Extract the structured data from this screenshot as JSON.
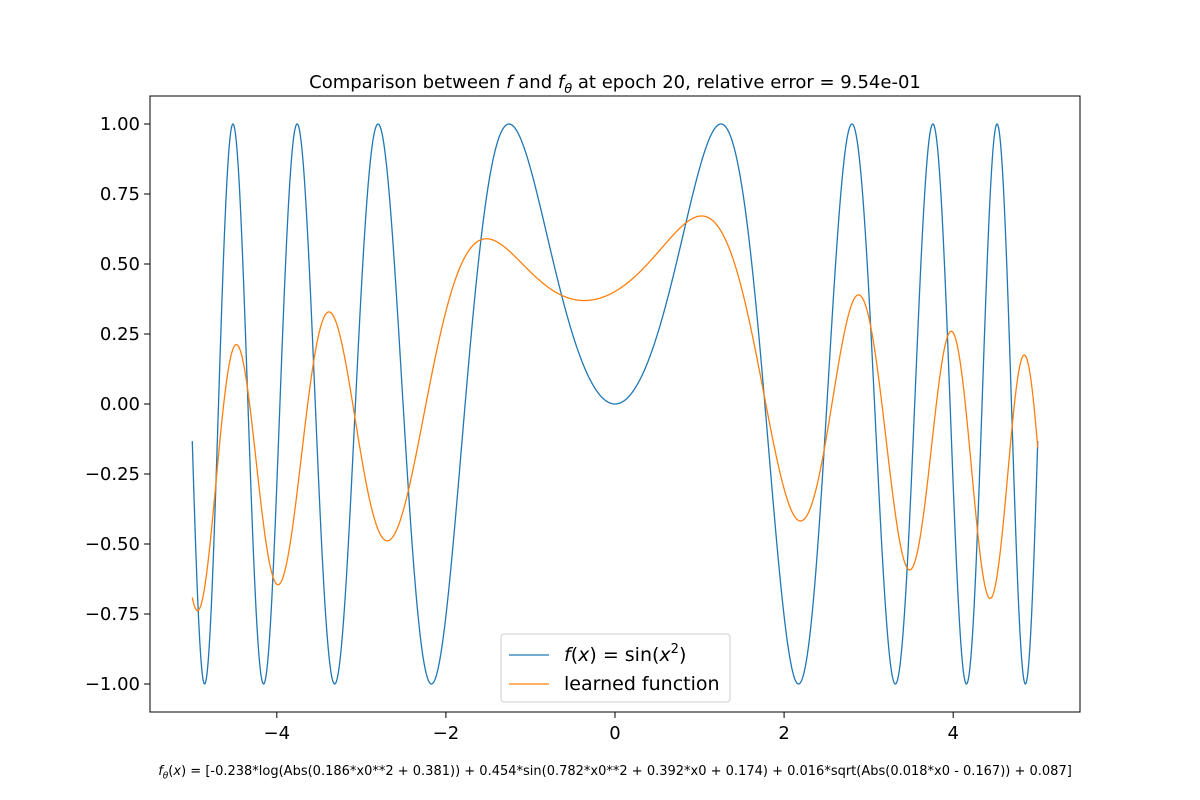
{
  "chart_data": {
    "type": "line",
    "title": "Comparison between f and fθ at epoch 20, relative error = 9.54e-01",
    "title_parts": {
      "prefix": "Comparison between ",
      "f": "f",
      "and": " and ",
      "ftheta_f": "f",
      "ftheta_sub": "θ",
      "suffix": " at epoch 20, relative error = 9.54e-01"
    },
    "xlim": [
      -5.5,
      5.5
    ],
    "ylim": [
      -1.1,
      1.1
    ],
    "xticks": [
      -4,
      -2,
      0,
      2,
      4
    ],
    "xtick_labels": [
      "−4",
      "−2",
      "0",
      "2",
      "4"
    ],
    "yticks": [
      -1.0,
      -0.75,
      -0.5,
      -0.25,
      0.0,
      0.25,
      0.5,
      0.75,
      1.0
    ],
    "ytick_labels": [
      "−1.00",
      "−0.75",
      "−0.50",
      "−0.25",
      "0.00",
      "0.25",
      "0.50",
      "0.75",
      "1.00"
    ],
    "grid": false,
    "legend_position": "lower-center",
    "series": [
      {
        "name": "f(x) = sin(x²)",
        "color": "#1f77b4",
        "x_range": [
          -5,
          5
        ],
        "expression": "sin(x^2)",
        "legend": {
          "f": "f",
          "open": "(",
          "x": "x",
          "mid": ") = sin(",
          "x2": "x",
          "sup": "2",
          "close": ")"
        }
      },
      {
        "name": "learned function",
        "color": "#ff7f0e",
        "x_range": [
          -5,
          5
        ],
        "expression": "-0.238*log(Abs(0.186*x0**2 + 0.381)) + 0.454*sin(0.782*x0**2 + 0.392*x0 + 0.174) + 0.016*sqrt(Abs(0.018*x0 - 0.167)) + 0.087"
      }
    ],
    "learned_coefficients": {
      "log_coef": -0.238,
      "log_a": 0.186,
      "log_b": 0.381,
      "sin_coef": 0.454,
      "sin_a": 0.782,
      "sin_b": 0.392,
      "sin_c": 0.174,
      "sqrt_coef": 0.016,
      "sqrt_a": 0.018,
      "sqrt_b": -0.167,
      "const": 0.087
    },
    "footer": {
      "lhs_f": "f",
      "lhs_sub": "θ",
      "lhs_x": "x",
      "rhs": "[-0.238*log(Abs(0.186*x0**2 + 0.381)) + 0.454*sin(0.782*x0**2 + 0.392*x0 + 0.174) + 0.016*sqrt(Abs(0.018*x0 - 0.167)) + 0.087]"
    }
  }
}
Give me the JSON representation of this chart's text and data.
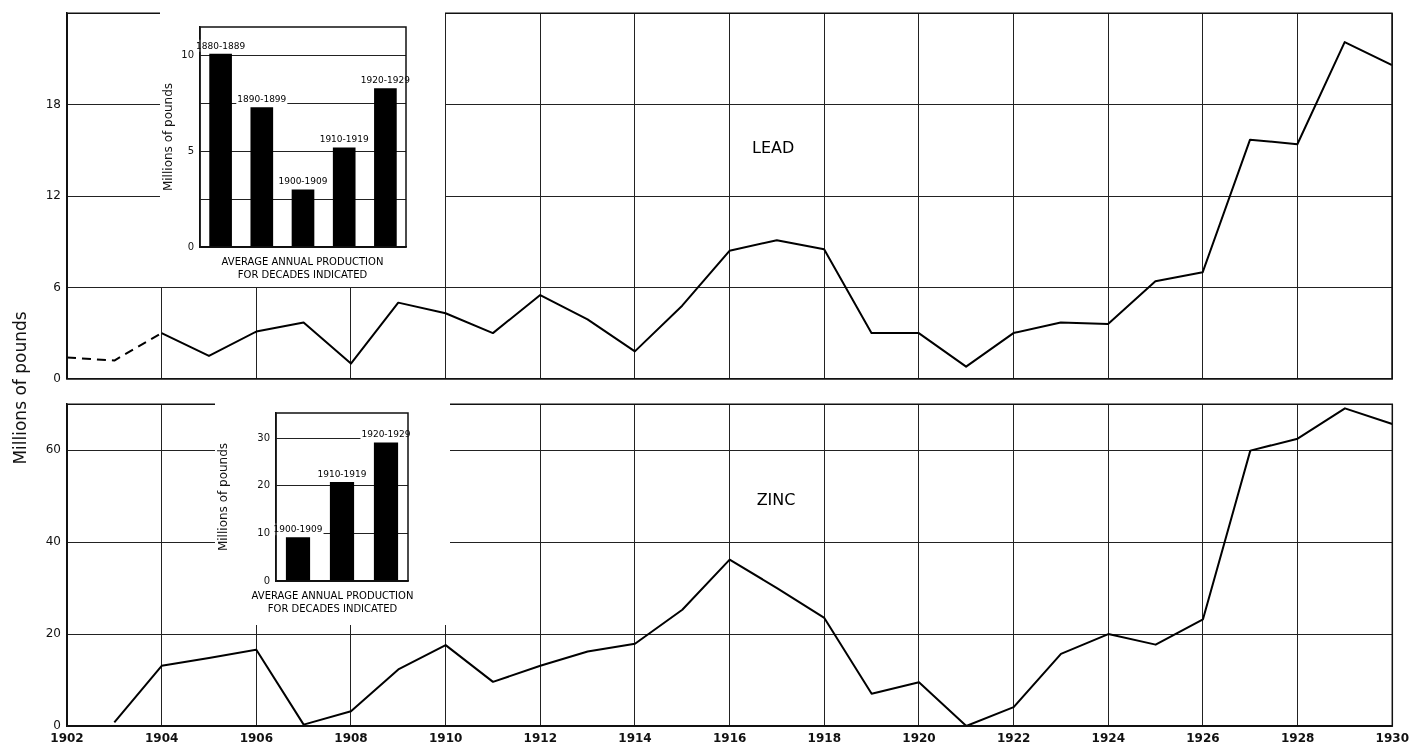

————

→ WORK TO DO:
Write the material out again exactly as it appears, dropping the pictures.

→ TASK OUTPUT:
Extract the structured data from this screenshot as JSON.
{
  "chart_data": {
    "type": "line",
    "title": "Comparison between f and fθ at epoch 20, relative error = 9.54e-01",
    "title_parts": {
      "prefix": "Comparison between ",
      "f": "f",
      "and": " and ",
      "ftheta_f": "f",
      "ftheta_sub": "θ",
      "suffix": " at epoch 20, relative error = 9.54e-01"
    },
    "xlim": [
      -5.5,
      5.5
    ],
    "ylim": [
      -1.1,
      1.1
    ],
    "xticks": [
      -4,
      -2,
      0,
      2,
      4
    ],
    "xtick_labels": [
      "−4",
      "−2",
      "0",
      "2",
      "4"
    ],
    "yticks": [
      -1.0,
      -0.75,
      -0.5,
      -0.25,
      0.0,
      0.25,
      0.5,
      0.75,
      1.0
    ],
    "ytick_labels": [
      "−1.00",
      "−0.75",
      "−0.50",
      "−0.25",
      "0.00",
      "0.25",
      "0.50",
      "0.75",
      "1.00"
    ],
    "grid": false,
    "legend_position": "lower-center",
    "series": [
      {
        "name": "f(x) = sin(x²)",
        "color": "#1f77b4",
        "x_range": [
          -5,
          5
        ],
        "expression": "sin(x^2)",
        "legend": {
          "f": "f",
          "open": "(",
          "x": "x",
          "mid": ") = sin(",
          "x2": "x",
          "sup": "2",
          "close": ")"
        }
      },
      {
        "name": "learned function",
        "color": "#ff7f0e",
        "x_range": [
          -5,
          5
        ],
        "expression": "-0.238*log(Abs(0.186*x0**2 + 0.381)) + 0.454*sin(0.782*x0**2 + 0.392*x0 + 0.174) + 0.016*sqrt(Abs(0.018*x0 - 0.167)) + 0.087"
      }
    ],
    "learned_coefficients": {
      "log_coef": -0.238,
      "log_a": 0.186,
      "log_b": 0.381,
      "sin_coef": 0.454,
      "sin_a": 0.782,
      "sin_b": 0.392,
      "sin_c": 0.174,
      "sqrt_coef": 0.016,
      "sqrt_a": 0.018,
      "sqrt_b": -0.167,
      "const": 0.087
    },
    "footer": {
      "lhs_f": "f",
      "lhs_sub": "θ",
      "lhs_x": "x",
      "rhs": "[-0.238*log(Abs(0.186*x0**2 + 0.381)) + 0.454*sin(0.782*x0**2 + 0.392*x0 + 0.174) + 0.016*sqrt(Abs(0.018*x0 - 0.167)) + 0.087]"
    }
  }
}
Give me the JSON representation of this chart's text and data.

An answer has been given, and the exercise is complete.